• Objective: Pick out every line in the data below that holds "heading".

(Records excerpted from a collection)
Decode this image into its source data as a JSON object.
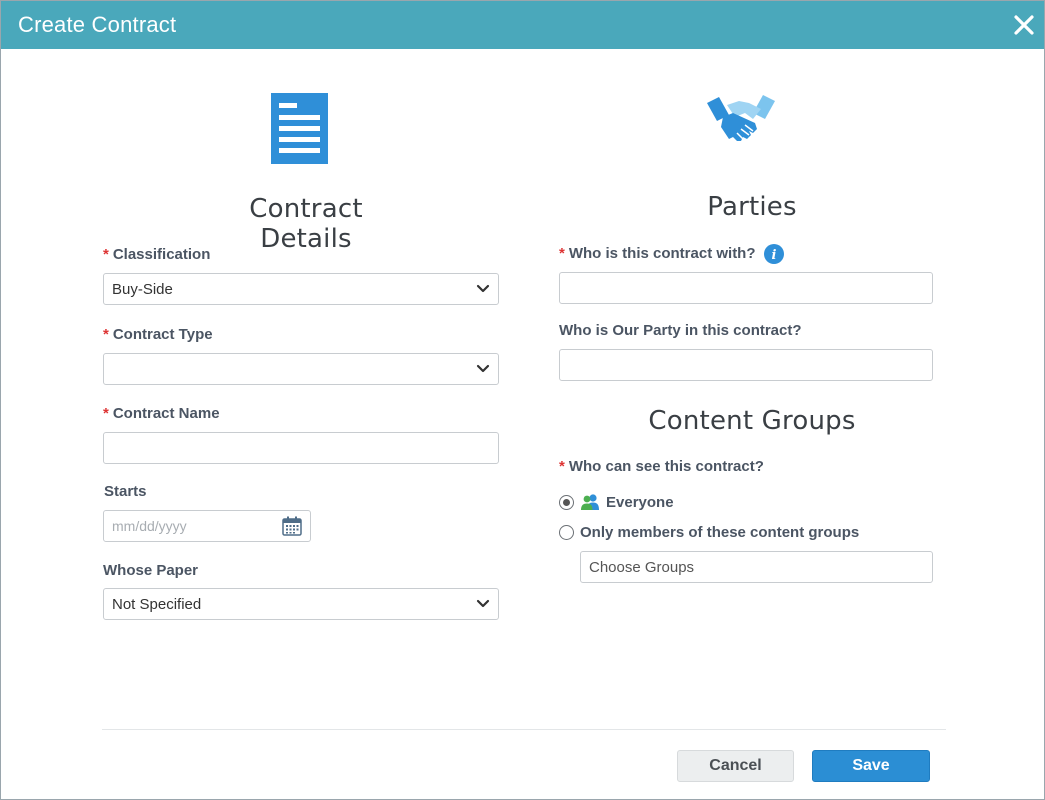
{
  "dialog": {
    "title": "Create Contract"
  },
  "contract_details": {
    "heading": "Contract Details",
    "classification": {
      "label": "Classification",
      "value": "Buy-Side"
    },
    "contract_type": {
      "label": "Contract Type",
      "value": ""
    },
    "contract_name": {
      "label": "Contract Name",
      "value": ""
    },
    "starts": {
      "label": "Starts",
      "placeholder": "mm/dd/yyyy"
    },
    "whose_paper": {
      "label": "Whose Paper",
      "value": "Not Specified"
    }
  },
  "parties": {
    "heading": "Parties",
    "who_with": {
      "label": "Who is this contract with?",
      "value": ""
    },
    "our_party": {
      "label": "Who is Our Party in this contract?",
      "value": ""
    }
  },
  "content_groups": {
    "heading": "Content Groups",
    "visibility_label": "Who can see this contract?",
    "options": [
      {
        "label": "Everyone",
        "checked": true
      },
      {
        "label": "Only members of these content groups",
        "checked": false
      }
    ],
    "choose_groups": "Choose Groups"
  },
  "footer": {
    "cancel_label": "Cancel",
    "save_label": "Save"
  },
  "required_marker": "*",
  "colors": {
    "titlebar": "#4aa8bb",
    "primary": "#2b8ed4",
    "required": "#dd3333"
  },
  "icons": {
    "close": "close-icon",
    "document": "document-icon",
    "handshake": "handshake-icon",
    "chevron": "chevron-down-icon",
    "calendar": "calendar-icon",
    "info": "info-icon",
    "users": "users-icon"
  }
}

• Output:
    "heading": "Contract Details",
    "heading": "Parties",
    "heading": "Content Groups",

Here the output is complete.